• AIM: Would you restate all the data that follows, word for word?

• GIVEN INFORMATION:
###
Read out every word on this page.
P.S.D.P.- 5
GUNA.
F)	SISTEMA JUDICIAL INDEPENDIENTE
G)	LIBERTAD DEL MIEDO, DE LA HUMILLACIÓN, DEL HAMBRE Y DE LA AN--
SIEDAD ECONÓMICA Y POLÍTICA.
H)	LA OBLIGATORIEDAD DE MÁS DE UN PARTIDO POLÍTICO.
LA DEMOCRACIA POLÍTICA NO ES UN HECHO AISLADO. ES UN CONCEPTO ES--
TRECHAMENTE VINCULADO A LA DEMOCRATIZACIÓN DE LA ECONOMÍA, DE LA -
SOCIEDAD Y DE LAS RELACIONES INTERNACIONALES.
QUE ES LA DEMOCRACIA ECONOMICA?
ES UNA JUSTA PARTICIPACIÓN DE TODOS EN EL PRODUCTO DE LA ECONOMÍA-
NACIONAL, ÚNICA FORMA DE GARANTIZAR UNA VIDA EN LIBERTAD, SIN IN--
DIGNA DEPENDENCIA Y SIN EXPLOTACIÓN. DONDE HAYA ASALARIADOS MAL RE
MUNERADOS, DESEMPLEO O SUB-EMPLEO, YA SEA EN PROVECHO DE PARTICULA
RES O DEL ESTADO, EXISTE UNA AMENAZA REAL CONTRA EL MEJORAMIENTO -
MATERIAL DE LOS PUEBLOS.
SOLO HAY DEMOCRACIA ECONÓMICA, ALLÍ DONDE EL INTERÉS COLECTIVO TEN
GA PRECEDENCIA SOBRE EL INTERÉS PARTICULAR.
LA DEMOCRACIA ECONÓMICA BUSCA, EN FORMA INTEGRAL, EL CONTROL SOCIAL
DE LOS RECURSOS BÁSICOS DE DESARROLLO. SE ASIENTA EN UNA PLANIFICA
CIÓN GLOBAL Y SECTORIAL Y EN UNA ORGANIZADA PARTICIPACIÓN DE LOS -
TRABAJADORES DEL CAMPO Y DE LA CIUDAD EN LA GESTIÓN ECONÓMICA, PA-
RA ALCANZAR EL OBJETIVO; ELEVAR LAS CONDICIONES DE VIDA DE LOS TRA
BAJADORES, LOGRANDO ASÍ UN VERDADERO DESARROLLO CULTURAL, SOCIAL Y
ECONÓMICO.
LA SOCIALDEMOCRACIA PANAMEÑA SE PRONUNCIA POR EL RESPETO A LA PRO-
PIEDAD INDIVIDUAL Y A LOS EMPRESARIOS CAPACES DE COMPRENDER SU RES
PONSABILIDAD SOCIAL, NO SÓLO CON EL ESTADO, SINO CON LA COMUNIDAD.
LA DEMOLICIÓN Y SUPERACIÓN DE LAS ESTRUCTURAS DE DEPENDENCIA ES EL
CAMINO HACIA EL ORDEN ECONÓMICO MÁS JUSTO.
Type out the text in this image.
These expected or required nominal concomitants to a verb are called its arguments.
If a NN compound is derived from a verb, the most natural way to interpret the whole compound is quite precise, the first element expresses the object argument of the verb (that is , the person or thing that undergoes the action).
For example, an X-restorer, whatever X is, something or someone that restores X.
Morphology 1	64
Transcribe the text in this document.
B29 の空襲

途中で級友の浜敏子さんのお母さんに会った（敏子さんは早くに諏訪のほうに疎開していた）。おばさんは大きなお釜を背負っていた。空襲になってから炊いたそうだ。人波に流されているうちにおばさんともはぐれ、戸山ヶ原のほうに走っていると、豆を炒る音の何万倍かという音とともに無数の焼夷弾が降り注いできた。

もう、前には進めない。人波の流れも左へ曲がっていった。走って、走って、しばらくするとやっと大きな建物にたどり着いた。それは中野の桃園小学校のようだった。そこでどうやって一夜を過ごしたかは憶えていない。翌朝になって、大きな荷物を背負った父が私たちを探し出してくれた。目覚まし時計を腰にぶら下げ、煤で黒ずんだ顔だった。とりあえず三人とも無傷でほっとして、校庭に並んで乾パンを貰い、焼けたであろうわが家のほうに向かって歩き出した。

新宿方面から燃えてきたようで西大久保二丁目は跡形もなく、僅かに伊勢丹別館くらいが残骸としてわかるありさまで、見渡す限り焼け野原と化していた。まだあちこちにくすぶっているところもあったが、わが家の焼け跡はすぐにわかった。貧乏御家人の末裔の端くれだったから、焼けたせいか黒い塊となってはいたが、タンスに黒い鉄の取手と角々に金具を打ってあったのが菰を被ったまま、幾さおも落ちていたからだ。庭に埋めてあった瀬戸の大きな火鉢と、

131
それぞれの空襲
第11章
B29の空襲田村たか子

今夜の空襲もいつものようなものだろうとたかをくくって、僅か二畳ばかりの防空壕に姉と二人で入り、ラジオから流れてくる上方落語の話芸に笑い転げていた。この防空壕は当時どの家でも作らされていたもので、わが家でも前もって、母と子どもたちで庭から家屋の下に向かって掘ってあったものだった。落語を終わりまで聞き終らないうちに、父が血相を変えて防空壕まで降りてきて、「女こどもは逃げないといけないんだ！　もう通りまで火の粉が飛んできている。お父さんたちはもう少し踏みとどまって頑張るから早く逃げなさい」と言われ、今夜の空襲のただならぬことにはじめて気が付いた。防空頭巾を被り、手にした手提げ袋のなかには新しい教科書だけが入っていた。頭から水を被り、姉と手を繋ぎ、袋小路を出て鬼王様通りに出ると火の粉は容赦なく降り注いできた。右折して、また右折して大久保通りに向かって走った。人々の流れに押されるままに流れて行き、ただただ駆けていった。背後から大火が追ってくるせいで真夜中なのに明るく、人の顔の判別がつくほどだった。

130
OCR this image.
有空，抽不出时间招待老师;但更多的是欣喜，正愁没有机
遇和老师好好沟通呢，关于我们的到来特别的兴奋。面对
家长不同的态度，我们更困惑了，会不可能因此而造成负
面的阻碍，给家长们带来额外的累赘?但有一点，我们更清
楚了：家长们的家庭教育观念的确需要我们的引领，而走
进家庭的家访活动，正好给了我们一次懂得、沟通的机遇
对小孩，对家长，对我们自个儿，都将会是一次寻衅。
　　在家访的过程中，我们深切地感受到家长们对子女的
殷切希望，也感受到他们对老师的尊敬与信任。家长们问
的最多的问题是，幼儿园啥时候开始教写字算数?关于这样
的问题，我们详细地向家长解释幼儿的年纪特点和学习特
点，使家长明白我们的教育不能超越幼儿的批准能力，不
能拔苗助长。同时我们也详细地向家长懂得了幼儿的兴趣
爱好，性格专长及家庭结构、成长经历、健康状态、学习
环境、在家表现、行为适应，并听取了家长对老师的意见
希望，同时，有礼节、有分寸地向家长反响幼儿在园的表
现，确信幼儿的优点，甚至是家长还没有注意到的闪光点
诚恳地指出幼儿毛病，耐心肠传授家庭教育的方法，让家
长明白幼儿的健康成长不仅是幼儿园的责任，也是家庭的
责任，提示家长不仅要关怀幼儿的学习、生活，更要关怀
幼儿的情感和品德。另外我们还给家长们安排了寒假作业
###
• REPLY:
Read out every word on this page.
P.S.D.P.- 5
GUNA.
F)	SISTEMA JUDICIAL INDEPENDIENTE
G)	LIBERTAD DEL MIEDO, DE LA HUMILLACIÓN, DEL HAMBRE Y DE LA AN--
SIEDAD ECONÓMICA Y POLÍTICA.
H)	LA OBLIGATORIEDAD DE MÁS DE UN PARTIDO POLÍTICO.
LA DEMOCRACIA POLÍTICA NO ES UN HECHO AISLADO. ES UN CONCEPTO ES--
TRECHAMENTE VINCULADO A LA DEMOCRATIZACIÓN DE LA ECONOMÍA, DE LA -
SOCIEDAD Y DE LAS RELACIONES INTERNACIONALES.
QUE ES LA DEMOCRACIA ECONOMICA?
ES UNA JUSTA PARTICIPACIÓN DE TODOS EN EL PRODUCTO DE LA ECONOMÍA-
NACIONAL, ÚNICA FORMA DE GARANTIZAR UNA VIDA EN LIBERTAD, SIN IN--
DIGNA DEPENDENCIA Y SIN EXPLOTACIÓN. DONDE HAYA ASALARIADOS MAL RE
MUNERADOS, DESEMPLEO O SUB-EMPLEO, YA SEA EN PROVECHO DE PARTICULA
RES O DEL ESTADO, EXISTE UNA AMENAZA REAL CONTRA EL MEJORAMIENTO -
MATERIAL DE LOS PUEBLOS.
SOLO HAY DEMOCRACIA ECONÓMICA, ALLÍ DONDE EL INTERÉS COLECTIVO TEN
GA PRECEDENCIA SOBRE EL INTERÉS PARTICULAR.
LA DEMOCRACIA ECONÓMICA BUSCA, EN FORMA INTEGRAL, EL CONTROL SOCIAL
DE LOS RECURSOS BÁSICOS DE DESARROLLO. SE ASIENTA EN UNA PLANIFICA
CIÓN GLOBAL Y SECTORIAL Y EN UNA ORGANIZADA PARTICIPACIÓN DE LOS -
TRABAJADORES DEL CAMPO Y DE LA CIUDAD EN LA GESTIÓN ECONÓMICA, PA-
RA ALCANZAR EL OBJETIVO; ELEVAR LAS CONDICIONES DE VIDA DE LOS TRA
BAJADORES, LOGRANDO ASÍ UN VERDADERO DESARROLLO CULTURAL, SOCIAL Y
ECONÓMICO.
LA SOCIALDEMOCRACIA PANAMEÑA SE PRONUNCIA POR EL RESPETO A LA PRO-
PIEDAD INDIVIDUAL Y A LOS EMPRESARIOS CAPACES DE COMPRENDER SU RES
PONSABILIDAD SOCIAL, NO SÓLO CON EL ESTADO, SINO CON LA COMUNIDAD.
LA DEMOLICIÓN Y SUPERACIÓN DE LAS ESTRUCTURAS DE DEPENDENCIA ES EL
CAMINO HACIA EL ORDEN ECONÓMICO MÁS JUSTO.
Type out the text in this image.
These expected or required nominal concomitants to a verb are called its arguments.
If a NN compound is derived from a verb, the most natural way to interpret the whole compound is quite precise, the first element expresses the object argument of the verb (that is , the person or thing that undergoes the action).
For example, an X-restorer, whatever X is, something or someone that restores X.
Morphology 1	64
Transcribe the text in this document.
B29 の空襲

途中で級友の浜敏子さんのお母さんに会った（敏子さんは早くに諏訪のほうに疎開していた）。おばさんは大きなお釜を背負っていた。空襲になってから炊いたそうだ。人波に流されているうちにおばさんともはぐれ、戸山ヶ原のほうに走っていると、豆を炒る音の何万倍かという音とともに無数の焼夷弾が降り注いできた。

もう、前には進めない。人波の流れも左へ曲がっていった。走って、走って、しばらくするとやっと大きな建物にたどり着いた。それは中野の桃園小学校のようだった。そこでどうやって一夜を過ごしたかは憶えていない。翌朝になって、大きな荷物を背負った父が私たちを探し出してくれた。目覚まし時計を腰にぶら下げ、煤で黒ずんだ顔だった。とりあえず三人とも無傷でほっとして、校庭に並んで乾パンを貰い、焼けたであろうわが家のほうに向かって歩き出した。

新宿方面から燃えてきたようで西大久保二丁目は跡形もなく、僅かに伊勢丹別館くらいが残骸としてわかるありさまで、見渡す限り焼け野原と化していた。まだあちこちにくすぶっているところもあったが、わが家の焼け跡はすぐにわかった。貧乏御家人の末裔の端くれだったから、焼けたせいか黒い塊となってはいたが、タンスに黒い鉄の取手と角々に金具を打ってあったのが菰を被ったまま、幾さおも落ちていたからだ。庭に埋めてあった瀬戸の大きな火鉢と、

131
それぞれの空襲
第11章
B29の空襲田村たか子

今夜の空襲もいつものようなものだろうとたかをくくって、僅か二畳ばかりの防空壕に姉と二人で入り、ラジオから流れてくる上方落語の話芸に笑い転げていた。この防空壕は当時どの家でも作らされていたもので、わが家でも前もって、母と子どもたちで庭から家屋の下に向かって掘ってあったものだった。落語を終わりまで聞き終らないうちに、父が血相を変えて防空壕まで降りてきて、「女こどもは逃げないといけないんだ！　もう通りまで火の粉が飛んできている。お父さんたちはもう少し踏みとどまって頑張るから早く逃げなさい」と言われ、今夜の空襲のただならぬことにはじめて気が付いた。防空頭巾を被り、手にした手提げ袋のなかには新しい教科書だけが入っていた。頭から水を被り、姉と手を繋ぎ、袋小路を出て鬼王様通りに出ると火の粉は容赦なく降り注いできた。右折して、また右折して大久保通りに向かって走った。人々の流れに押されるままに流れて行き、ただただ駆けていった。背後から大火が追ってくるせいで真夜中なのに明るく、人の顔の判別がつくほどだった。

130
OCR this image.
有空，抽不出时间招待老师;但更多的是欣喜，正愁没有机
遇和老师好好沟通呢，关于我们的到来特别的兴奋。面对
家长不同的态度，我们更困惑了，会不可能因此而造成负
面的阻碍，给家长们带来额外的累赘?但有一点，我们更清
楚了：家长们的家庭教育观念的确需要我们的引领，而走
进家庭的家访活动，正好给了我们一次懂得、沟通的机遇
对小孩，对家长，对我们自个儿，都将会是一次寻衅。
　　在家访的过程中，我们深切地感受到家长们对子女的
殷切希望，也感受到他们对老师的尊敬与信任。家长们问
的最多的问题是，幼儿园啥时候开始教写字算数?关于这样
的问题，我们详细地向家长解释幼儿的年纪特点和学习特
点，使家长明白我们的教育不能超越幼儿的批准能力，不
能拔苗助长。同时我们也详细地向家长懂得了幼儿的兴趣
爱好，性格专长及家庭结构、成长经历、健康状态、学习
环境、在家表现、行为适应，并听取了家长对老师的意见
希望，同时，有礼节、有分寸地向家长反响幼儿在园的表
现，确信幼儿的优点，甚至是家长还没有注意到的闪光点
诚恳地指出幼儿毛病，耐心肠传授家庭教育的方法，让家
长明白幼儿的健康成长不仅是幼儿园的责任，也是家庭的
责任，提示家长不仅要关怀幼儿的学习、生活，更要关怀
幼儿的情感和品德。另外我们还给家长们安排了寒假作业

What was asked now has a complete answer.